> Instructions for the task
Find the number of lines containing the string "Median" in the data. Answer with the number by itself.

Extracts from a graphics dataset
'''
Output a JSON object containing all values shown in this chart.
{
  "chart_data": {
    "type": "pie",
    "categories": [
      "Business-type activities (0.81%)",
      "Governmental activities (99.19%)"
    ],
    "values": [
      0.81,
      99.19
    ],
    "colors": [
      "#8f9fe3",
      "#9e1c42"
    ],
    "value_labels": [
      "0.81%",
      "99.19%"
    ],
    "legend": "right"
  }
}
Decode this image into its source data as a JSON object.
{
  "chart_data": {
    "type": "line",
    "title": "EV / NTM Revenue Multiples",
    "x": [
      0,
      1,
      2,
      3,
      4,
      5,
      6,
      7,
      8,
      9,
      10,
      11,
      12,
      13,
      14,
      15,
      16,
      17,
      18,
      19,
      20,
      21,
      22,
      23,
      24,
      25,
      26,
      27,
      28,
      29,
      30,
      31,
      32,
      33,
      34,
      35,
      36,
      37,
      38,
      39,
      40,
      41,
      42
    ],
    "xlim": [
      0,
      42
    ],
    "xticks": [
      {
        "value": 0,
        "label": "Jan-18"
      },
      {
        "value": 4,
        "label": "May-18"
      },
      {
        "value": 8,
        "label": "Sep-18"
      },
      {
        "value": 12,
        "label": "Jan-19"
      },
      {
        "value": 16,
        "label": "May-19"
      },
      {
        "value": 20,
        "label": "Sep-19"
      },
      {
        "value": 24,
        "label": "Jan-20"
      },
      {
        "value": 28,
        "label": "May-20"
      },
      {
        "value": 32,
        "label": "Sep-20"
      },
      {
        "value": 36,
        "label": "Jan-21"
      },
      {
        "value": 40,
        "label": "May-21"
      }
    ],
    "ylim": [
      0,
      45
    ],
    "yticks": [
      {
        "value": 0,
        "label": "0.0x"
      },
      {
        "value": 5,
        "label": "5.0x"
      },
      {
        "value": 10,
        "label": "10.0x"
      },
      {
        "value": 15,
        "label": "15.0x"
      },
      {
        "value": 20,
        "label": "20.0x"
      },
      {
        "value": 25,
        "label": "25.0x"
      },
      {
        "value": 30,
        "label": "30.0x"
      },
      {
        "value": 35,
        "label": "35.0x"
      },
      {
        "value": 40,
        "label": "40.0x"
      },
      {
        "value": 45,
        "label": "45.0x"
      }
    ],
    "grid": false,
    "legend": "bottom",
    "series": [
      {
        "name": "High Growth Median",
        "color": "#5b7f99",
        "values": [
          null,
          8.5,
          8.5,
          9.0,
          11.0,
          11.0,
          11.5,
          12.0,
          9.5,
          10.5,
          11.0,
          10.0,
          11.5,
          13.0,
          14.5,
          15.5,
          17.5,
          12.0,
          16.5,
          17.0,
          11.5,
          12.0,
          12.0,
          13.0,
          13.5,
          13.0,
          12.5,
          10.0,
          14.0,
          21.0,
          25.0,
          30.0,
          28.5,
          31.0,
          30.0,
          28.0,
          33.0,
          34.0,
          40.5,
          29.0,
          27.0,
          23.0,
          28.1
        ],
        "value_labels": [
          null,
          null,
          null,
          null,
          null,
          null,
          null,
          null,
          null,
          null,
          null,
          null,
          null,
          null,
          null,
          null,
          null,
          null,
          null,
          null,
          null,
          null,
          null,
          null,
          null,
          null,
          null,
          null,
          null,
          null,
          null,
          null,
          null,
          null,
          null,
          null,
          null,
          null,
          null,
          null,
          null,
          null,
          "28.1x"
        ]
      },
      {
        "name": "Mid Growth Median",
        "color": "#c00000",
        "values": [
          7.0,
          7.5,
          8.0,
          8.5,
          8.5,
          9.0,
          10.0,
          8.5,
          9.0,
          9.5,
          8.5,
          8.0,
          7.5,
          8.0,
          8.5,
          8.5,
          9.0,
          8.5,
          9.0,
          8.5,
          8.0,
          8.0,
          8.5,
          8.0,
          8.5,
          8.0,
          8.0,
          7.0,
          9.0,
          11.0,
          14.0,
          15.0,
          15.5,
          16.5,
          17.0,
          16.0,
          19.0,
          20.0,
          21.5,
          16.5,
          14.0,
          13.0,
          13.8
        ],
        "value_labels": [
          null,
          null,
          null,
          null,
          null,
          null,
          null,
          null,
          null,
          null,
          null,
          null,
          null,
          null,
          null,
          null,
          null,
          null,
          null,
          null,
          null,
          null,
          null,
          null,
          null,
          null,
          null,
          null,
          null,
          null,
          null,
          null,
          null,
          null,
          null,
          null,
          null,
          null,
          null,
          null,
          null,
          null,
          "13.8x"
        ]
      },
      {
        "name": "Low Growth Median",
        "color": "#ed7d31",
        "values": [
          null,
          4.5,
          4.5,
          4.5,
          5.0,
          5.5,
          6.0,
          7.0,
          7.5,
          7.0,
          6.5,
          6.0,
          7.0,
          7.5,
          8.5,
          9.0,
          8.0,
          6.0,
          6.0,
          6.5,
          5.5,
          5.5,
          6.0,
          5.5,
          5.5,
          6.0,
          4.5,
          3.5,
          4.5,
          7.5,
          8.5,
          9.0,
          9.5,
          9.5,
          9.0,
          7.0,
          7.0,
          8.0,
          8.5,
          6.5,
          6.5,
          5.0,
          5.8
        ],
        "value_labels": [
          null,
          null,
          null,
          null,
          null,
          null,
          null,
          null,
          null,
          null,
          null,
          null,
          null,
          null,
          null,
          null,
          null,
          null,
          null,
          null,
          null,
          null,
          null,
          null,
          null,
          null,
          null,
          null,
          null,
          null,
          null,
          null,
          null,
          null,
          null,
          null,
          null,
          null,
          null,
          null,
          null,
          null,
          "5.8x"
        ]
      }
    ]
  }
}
'''
> Answer below
3